Prompt | Show each line that has the string "пакеты" in it.

Entries supplied |
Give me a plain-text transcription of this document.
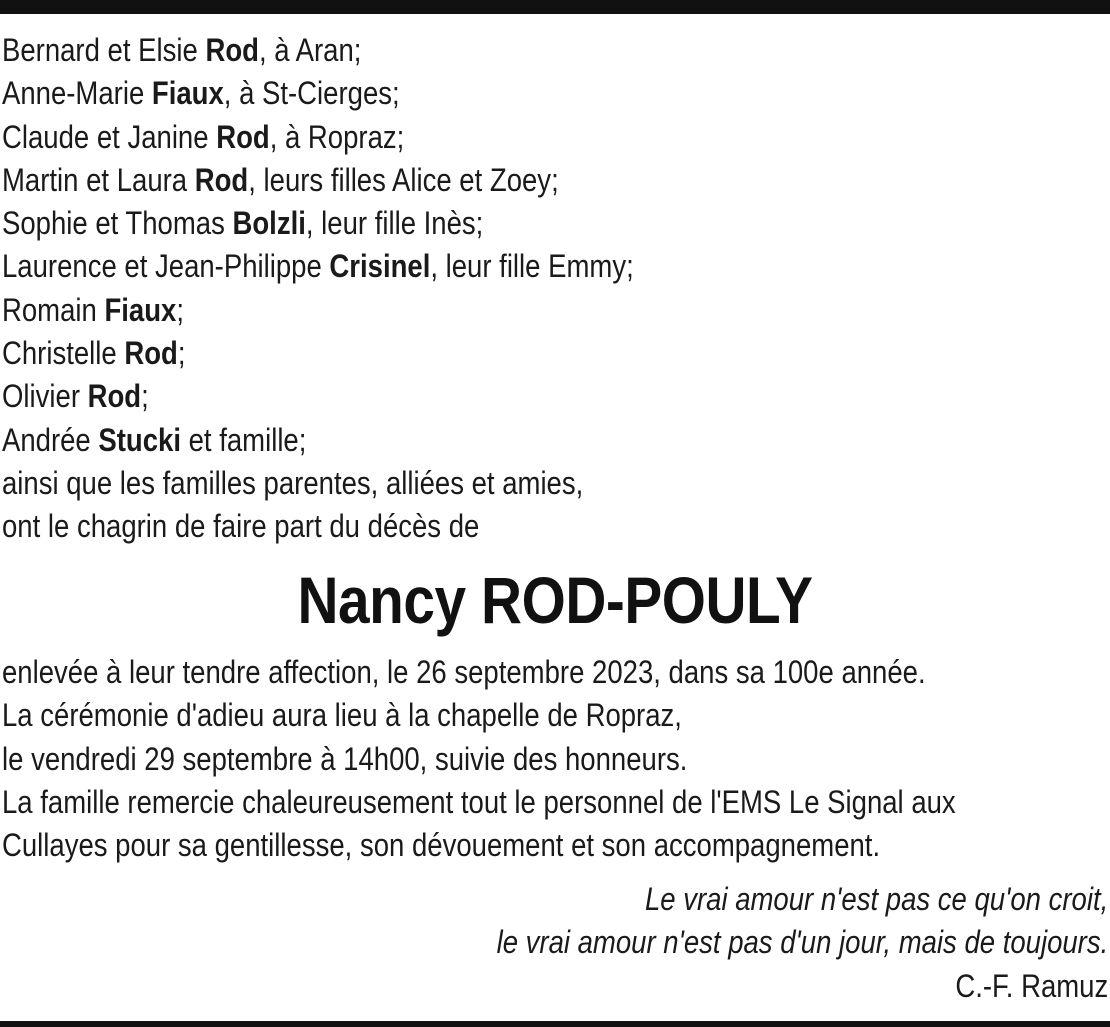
Bernard et Elsie Rod, à Aran;
Anne-Marie Fiaux, à St-Cierges;
Claude et Janine Rod, à Ropraz;
Martin et Laura Rod, leurs filles Alice et Zoey;
Sophie et Thomas Bolzli, leur fille Inès;
Laurence et Jean-Philippe Crisinel, leur fille Emmy;
Romain Fiaux;
Christelle Rod;
Olivier Rod;
Andrée Stucki et famille;
ainsi que les familles parentes, alliées et amies,
ont le chagrin de faire part du décès de
Nancy ROD-POULY
enlevée à leur tendre affection, le 26 septembre 2023, dans sa 100e année.
La cérémonie d'adieu aura lieu à la chapelle de Ropraz,
le vendredi 29 septembre à 14h00, suivie des honneurs.
La famille remercie chaleureusement tout le personnel de l'EMS Le Signal aux
Cullayes pour sa gentillesse, son dévouement et son accompagnement.
Le vrai amour n'est pas ce qu'on croit,
le vrai amour n'est pas d'un jour, mais de toujours.
C.-F. Ramuz
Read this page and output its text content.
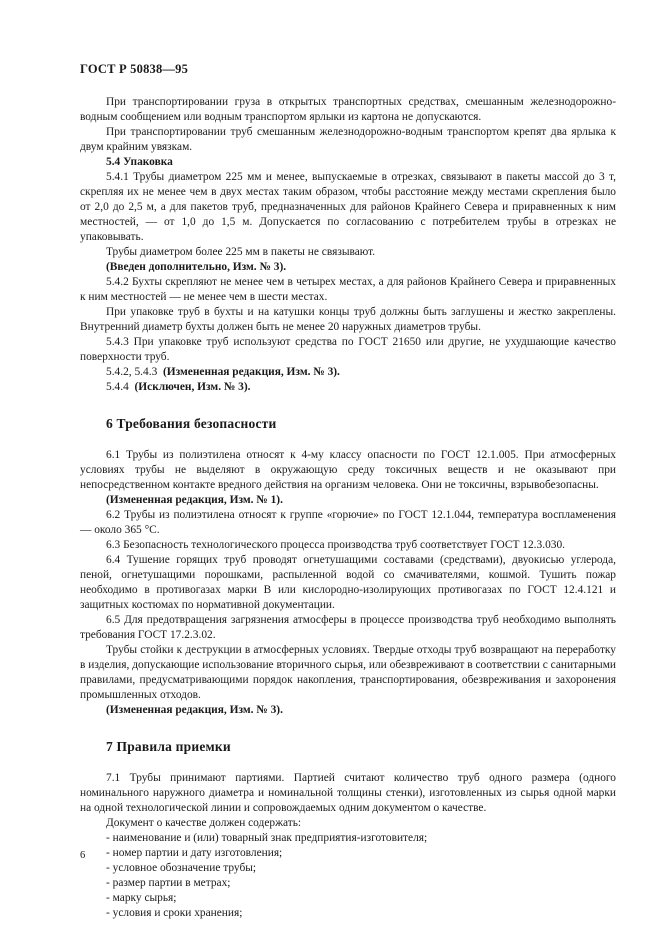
ГОСТ Р 50838—95

При транспортировании груза в открытых транспортных средствах, смешанным железнодорожно-водным сообщением или водным транспортом ярлыки из картона не допускаются.

При транспортировании труб смешанным железнодорожно-водным транспортом крепят два ярлыка к двум крайним увязкам.

5.4 Упаковка

5.4.1 Трубы диаметром 225 мм и менее, выпускаемые в отрезках, связывают в пакеты массой до 3 т, скрепляя их не менее чем в двух местах таким образом, чтобы расстояние между местами скрепления было от 2,0 до 2,5 м, а для пакетов труб, предназначенных для районов Крайнего Севера и приравненных к ним местностей, — от 1,0 до 1,5 м. Допускается по согласованию с потребителем трубы в отрезках не упаковывать.

Трубы диаметром более 225 мм в пакеты не связывают.

(Введен дополнительно, Изм. № 3).

5.4.2 Бухты скрепляют не менее чем в четырех местах, а для районов Крайнего Севера и приравненных к ним местностей — не менее чем в шести местах.

При упаковке труб в бухты и на катушки концы труб должны быть заглушены и жестко закреплены. Внутренний диаметр бухты должен быть не менее 20 наружных диаметров трубы.

5.4.3 При упаковке труб используют средства по ГОСТ 21650 или другие, не ухудшающие качество поверхности труб.

5.4.2, 5.4.3 (Измененная редакция, Изм. № 3).

5.4.4 (Исключен, Изм. № 3).

6 Требования безопасности

6.1 Трубы из полиэтилена относят к 4-му классу опасности по ГОСТ 12.1.005. При атмосферных условиях трубы не выделяют в окружающую среду токсичных веществ и не оказывают при непосредственном контакте вредного действия на организм человека. Они не токсичны, взрывобезопасны.

(Измененная редакция, Изм. № 1).

6.2 Трубы из полиэтилена относят к группе «горючие» по ГОСТ 12.1.044, температура воспламенения — около 365 °С.

6.3 Безопасность технологического процесса производства труб соответствует ГОСТ 12.3.030.

6.4 Тушение горящих труб проводят огнетушащими составами (средствами), двуокисью углерода, пеной, огнетушащими порошками, распыленной водой со смачивателями, кошмой. Тушить пожар необходимо в противогазах марки В или кислородно-изолирующих противогазах по ГОСТ 12.4.121 и защитных костюмах по нормативной документации.

6.5 Для предотвращения загрязнения атмосферы в процессе производства труб необходимо выполнять требования ГОСТ 17.2.3.02.

Трубы стойки к деструкции в атмосферных условиях. Твердые отходы труб возвращают на переработку в изделия, допускающие использование вторичного сырья, или обезвреживают в соответствии с санитарными правилами, предусматривающими порядок накопления, транспортирования, обезвреживания и захоронения промышленных отходов.

(Измененная редакция, Изм. № 3).

7 Правила приемки

7.1 Трубы принимают партиями. Партией считают количество труб одного размера (одного номинального наружного диаметра и номинальной толщины стенки), изготовленных из сырья одной марки на одной технологической линии и сопровождаемых одним документом о качестве.

Документ о качестве должен содержать:

- наименование и (или) товарный знак предприятия-изготовителя;

- номер партии и дату изготовления;

- условное обозначение трубы;

- размер партии в метрах;

- марку сырья;

- условия и сроки хранения;

6
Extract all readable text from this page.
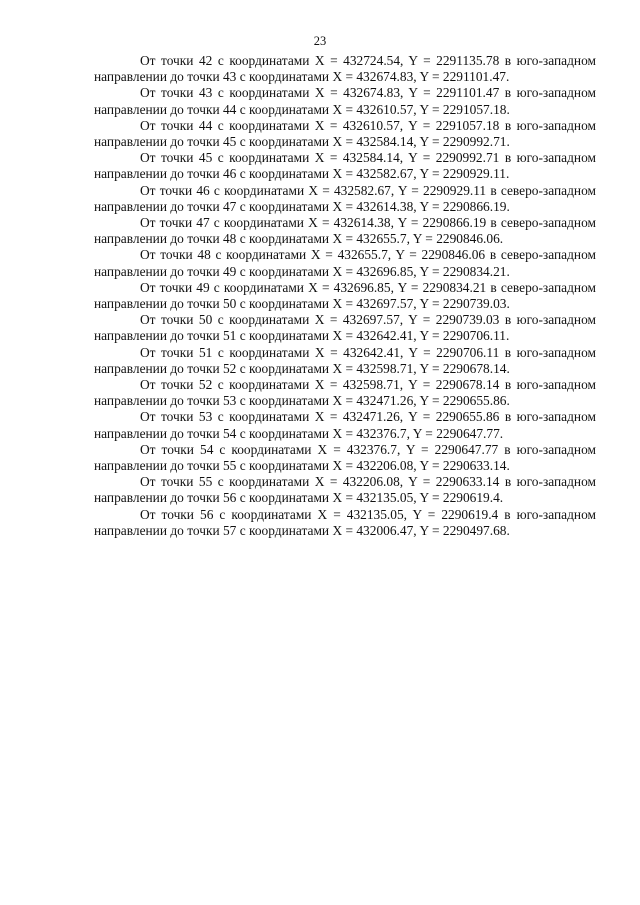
23

От точки 42 с координатами X = 432724.54, Y = 2291135.78 в юго-западном направлении до точки 43 с координатами X = 432674.83, Y = 2291101.47.

От точки 43 с координатами X = 432674.83, Y = 2291101.47 в юго-западном направлении до точки 44 с координатами X = 432610.57, Y = 2291057.18.

От точки 44 с координатами X = 432610.57, Y = 2291057.18 в юго-западном направлении до точки 45 с координатами X = 432584.14, Y = 2290992.71.

От точки 45 с координатами X = 432584.14, Y = 2290992.71 в юго-западном направлении до точки 46 с координатами X = 432582.67, Y = 2290929.11.

От точки 46 с координатами X = 432582.67, Y = 2290929.11 в северо-западном направлении до точки 47 с координатами X = 432614.38, Y = 2290866.19.

От точки 47 с координатами X = 432614.38, Y = 2290866.19 в северо-западном направлении до точки 48 с координатами X = 432655.7, Y = 2290846.06.

От точки 48 с координатами X = 432655.7, Y = 2290846.06 в северо-западном направлении до точки 49 с координатами X = 432696.85, Y = 2290834.21.

От точки 49 с координатами X = 432696.85, Y = 2290834.21 в северо-западном направлении до точки 50 с координатами X = 432697.57, Y = 2290739.03.

От точки 50 с координатами X = 432697.57, Y = 2290739.03 в юго-западном направлении до точки 51 с координатами X = 432642.41, Y = 2290706.11.

От точки 51 с координатами X = 432642.41, Y = 2290706.11 в юго-западном направлении до точки 52 с координатами X = 432598.71, Y = 2290678.14.

От точки 52 с координатами X = 432598.71, Y = 2290678.14 в юго-западном направлении до точки 53 с координатами X = 432471.26, Y = 2290655.86.

От точки 53 с координатами X = 432471.26, Y = 2290655.86 в юго-западном направлении до точки 54 с координатами X = 432376.7, Y = 2290647.77.

От точки 54 с координатами X = 432376.7, Y = 2290647.77 в юго-западном направлении до точки 55 с координатами X = 432206.08, Y = 2290633.14.

От точки 55 с координатами X = 432206.08, Y = 2290633.14 в юго-западном направлении до точки 56 с координатами X = 432135.05, Y = 2290619.4.

От точки 56 с координатами X = 432135.05, Y = 2290619.4 в юго-западном направлении до точки 57 с координатами X = 432006.47, Y = 2290497.68.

Problem solution |
5.4.1 Трубы диаметром 225 мм и менее, выпускаемые в отрезках, связывают в пакеты массой до 3 т, скрепляя их не менее чем в двух местах таким образом, чтобы расстояние между местами скрепления было от 2,0 до 2,5 м, а для пакетов труб, предназначенных для районов Крайнего Севера и приравненных к ним местностей, — от 1,0 до 1,5 м. Допускается по согласованию с потребителем трубы в отрезках не упаковывать.
Трубы диаметром более 225 мм в пакеты не связывают.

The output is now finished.